### Written task
Please output the lines shown below exactly as they appear.

### Excerpted data
■ ■ ■ ■

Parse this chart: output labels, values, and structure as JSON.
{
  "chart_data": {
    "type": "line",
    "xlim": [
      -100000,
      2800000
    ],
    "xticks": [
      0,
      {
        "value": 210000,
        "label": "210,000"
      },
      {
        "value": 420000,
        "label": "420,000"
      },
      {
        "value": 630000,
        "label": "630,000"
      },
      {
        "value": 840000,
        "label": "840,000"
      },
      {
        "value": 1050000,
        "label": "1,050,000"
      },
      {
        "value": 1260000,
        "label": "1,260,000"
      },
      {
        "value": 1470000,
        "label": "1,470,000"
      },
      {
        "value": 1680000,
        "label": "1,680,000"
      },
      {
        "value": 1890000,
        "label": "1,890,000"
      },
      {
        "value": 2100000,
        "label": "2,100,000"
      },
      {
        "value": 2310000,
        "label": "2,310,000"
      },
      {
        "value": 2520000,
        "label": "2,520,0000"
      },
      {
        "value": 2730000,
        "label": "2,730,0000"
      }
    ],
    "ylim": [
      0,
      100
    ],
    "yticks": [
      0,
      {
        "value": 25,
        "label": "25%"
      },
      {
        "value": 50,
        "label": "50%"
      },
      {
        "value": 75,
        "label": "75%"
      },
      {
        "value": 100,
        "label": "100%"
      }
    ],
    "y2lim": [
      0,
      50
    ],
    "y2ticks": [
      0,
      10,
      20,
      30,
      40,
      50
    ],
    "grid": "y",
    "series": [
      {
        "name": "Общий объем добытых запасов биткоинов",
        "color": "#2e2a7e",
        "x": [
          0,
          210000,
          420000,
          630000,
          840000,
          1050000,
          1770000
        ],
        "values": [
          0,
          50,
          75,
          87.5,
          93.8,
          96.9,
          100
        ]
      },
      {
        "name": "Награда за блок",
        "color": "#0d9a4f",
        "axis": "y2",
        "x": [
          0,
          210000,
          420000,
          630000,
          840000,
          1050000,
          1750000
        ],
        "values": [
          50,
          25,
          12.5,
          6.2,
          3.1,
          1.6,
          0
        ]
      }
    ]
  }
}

■ ■ ■ ■

### Answer to the task
Parse this chart: output labels, values, and structure as JSON.
{
  "chart_data": {
    "type": "line",
    "xlim": [
      -100000,
      2800000
    ],
    "xticks": [
      0,
      {
        "value": 210000,
        "label": "210,000"
      },
      {
        "value": 420000,
        "label": "420,000"
      },
      {
        "value": 630000,
        "label": "630,000"
      },
      {
        "value": 840000,
        "label": "840,000"
      },
      {
        "value": 1050000,
        "label": "1,050,000"
      },
      {
        "value": 1260000,
        "label": "1,260,000"
      },
      {
        "value": 1470000,
        "label": "1,470,000"
      },
      {
        "value": 1680000,
        "label": "1,680,000"
      },
      {
        "value": 1890000,
        "label": "1,890,000"
      },
      {
        "value": 2100000,
        "label": "2,100,000"
      },
      {
        "value": 2310000,
        "label": "2,310,000"
      },
      {
        "value": 2520000,
        "label": "2,520,0000"
      },
      {
        "value": 2730000,
        "label": "2,730,0000"
      }
    ],
    "ylim": [
      0,
      100
    ],
    "yticks": [
      0,
      {
        "value": 25,
        "label": "25%"
      },
      {
        "value": 50,
        "label": "50%"
      },
      {
        "value": 75,
        "label": "75%"
      },
      {
        "value": 100,
        "label": "100%"
      }
    ],
    "y2lim": [
      0,
      50
    ],
    "y2ticks": [
      0,
      10,
      20,
      30,
      40,
      50
    ],
    "grid": "y",
    "series": [
      {
        "name": "Общий объем добытых запасов биткоинов",
        "color": "#2e2a7e",
        "x": [
          0,
          210000,
          420000,
          630000,
          840000,
          1050000,
          1770000
        ],
        "values": [
          0,
          50,
          75,
          87.5,
          93.8,
          96.9,
          100
        ]
      },
      {
        "name": "Награда за блок",
        "color": "#0d9a4f",
        "axis": "y2",
        "x": [
          0,
          210000,
          420000,
          630000,
          840000,
          1050000,
          1750000
        ],
        "values": [
          50,
          25,
          12.5,
          6.2,
          3.1,
          1.6,
          0
        ]
      }
    ]
  }
}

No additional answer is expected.